## start Task input

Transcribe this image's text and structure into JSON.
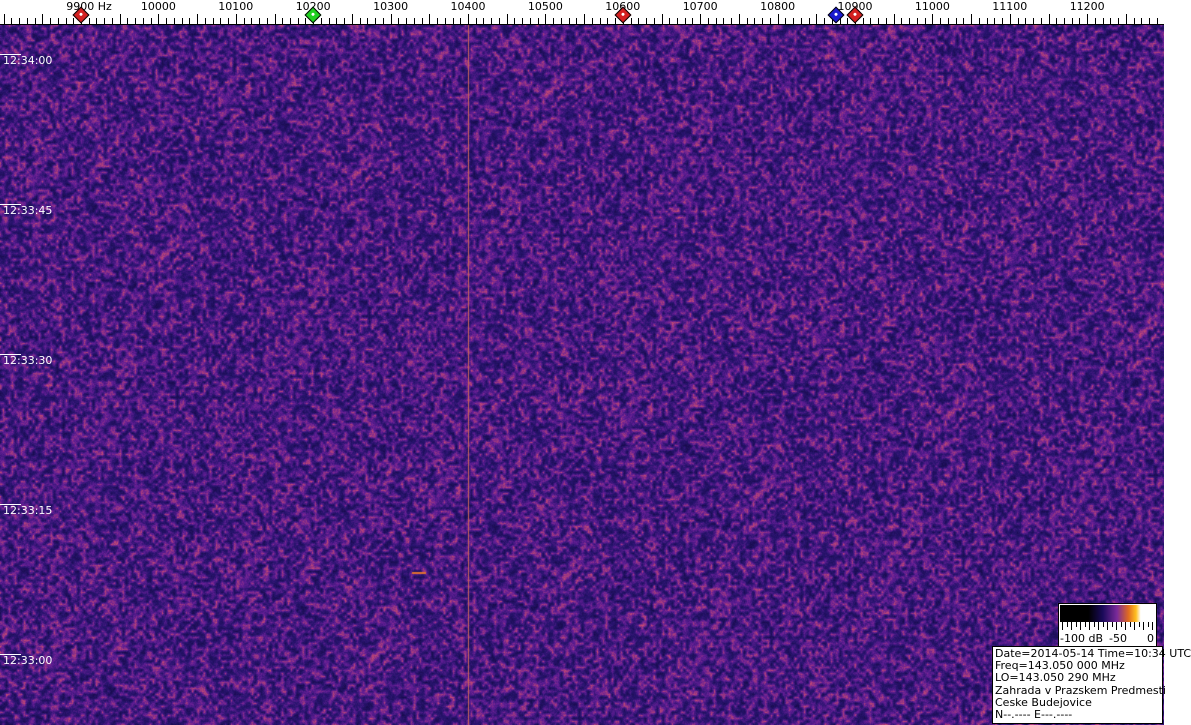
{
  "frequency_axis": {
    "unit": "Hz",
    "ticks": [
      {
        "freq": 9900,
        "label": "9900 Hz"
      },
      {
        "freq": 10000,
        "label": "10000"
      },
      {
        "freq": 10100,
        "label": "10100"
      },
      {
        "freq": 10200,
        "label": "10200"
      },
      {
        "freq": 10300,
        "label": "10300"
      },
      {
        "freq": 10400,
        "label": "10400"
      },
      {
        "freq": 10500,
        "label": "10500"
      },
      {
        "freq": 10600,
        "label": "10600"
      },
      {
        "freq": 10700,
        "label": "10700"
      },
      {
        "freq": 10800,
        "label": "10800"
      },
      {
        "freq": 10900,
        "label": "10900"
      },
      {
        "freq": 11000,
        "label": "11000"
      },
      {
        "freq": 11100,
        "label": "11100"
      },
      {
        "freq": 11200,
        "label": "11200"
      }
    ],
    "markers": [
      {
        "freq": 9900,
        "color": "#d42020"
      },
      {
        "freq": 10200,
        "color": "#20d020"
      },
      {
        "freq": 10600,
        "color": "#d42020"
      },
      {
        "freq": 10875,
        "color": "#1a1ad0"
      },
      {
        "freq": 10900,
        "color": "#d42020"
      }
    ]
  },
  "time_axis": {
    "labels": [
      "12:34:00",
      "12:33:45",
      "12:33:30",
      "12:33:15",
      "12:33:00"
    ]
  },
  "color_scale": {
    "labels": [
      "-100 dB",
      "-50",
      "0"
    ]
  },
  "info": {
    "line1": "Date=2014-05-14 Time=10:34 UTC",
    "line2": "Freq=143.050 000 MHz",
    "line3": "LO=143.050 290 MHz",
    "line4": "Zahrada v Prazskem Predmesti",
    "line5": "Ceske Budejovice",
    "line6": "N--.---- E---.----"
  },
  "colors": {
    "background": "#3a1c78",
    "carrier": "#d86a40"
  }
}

## end Task input

Transcribe every entry above exactly. Omit all pictures.

Transcribe this image's text and structure into JSON.
{
  "frequency_axis": {
    "unit": "Hz",
    "ticks": [
      {
        "freq": 9900,
        "label": "9900 Hz"
      },
      {
        "freq": 10000,
        "label": "10000"
      },
      {
        "freq": 10100,
        "label": "10100"
      },
      {
        "freq": 10200,
        "label": "10200"
      },
      {
        "freq": 10300,
        "label": "10300"
      },
      {
        "freq": 10400,
        "label": "10400"
      },
      {
        "freq": 10500,
        "label": "10500"
      },
      {
        "freq": 10600,
        "label": "10600"
      },
      {
        "freq": 10700,
        "label": "10700"
      },
      {
        "freq": 10800,
        "label": "10800"
      },
      {
        "freq": 10900,
        "label": "10900"
      },
      {
        "freq": 11000,
        "label": "11000"
      },
      {
        "freq": 11100,
        "label": "11100"
      },
      {
        "freq": 11200,
        "label": "11200"
      }
    ],
    "markers": [
      {
        "freq": 9900,
        "color": "#d42020"
      },
      {
        "freq": 10200,
        "color": "#20d020"
      },
      {
        "freq": 10600,
        "color": "#d42020"
      },
      {
        "freq": 10875,
        "color": "#1a1ad0"
      },
      {
        "freq": 10900,
        "color": "#d42020"
      }
    ]
  },
  "time_axis": {
    "labels": [
      "12:34:00",
      "12:33:45",
      "12:33:30",
      "12:33:15",
      "12:33:00"
    ]
  },
  "color_scale": {
    "labels": [
      "-100 dB",
      "-50",
      "0"
    ]
  },
  "info": {
    "line1": "Date=2014-05-14 Time=10:34 UTC",
    "line2": "Freq=143.050 000 MHz",
    "line3": "LO=143.050 290 MHz",
    "line4": "Zahrada v Prazskem Predmesti",
    "line5": "Ceske Budejovice",
    "line6": "N--.---- E---.----"
  },
  "colors": {
    "background": "#3a1c78",
    "carrier": "#d86a40"
  }
}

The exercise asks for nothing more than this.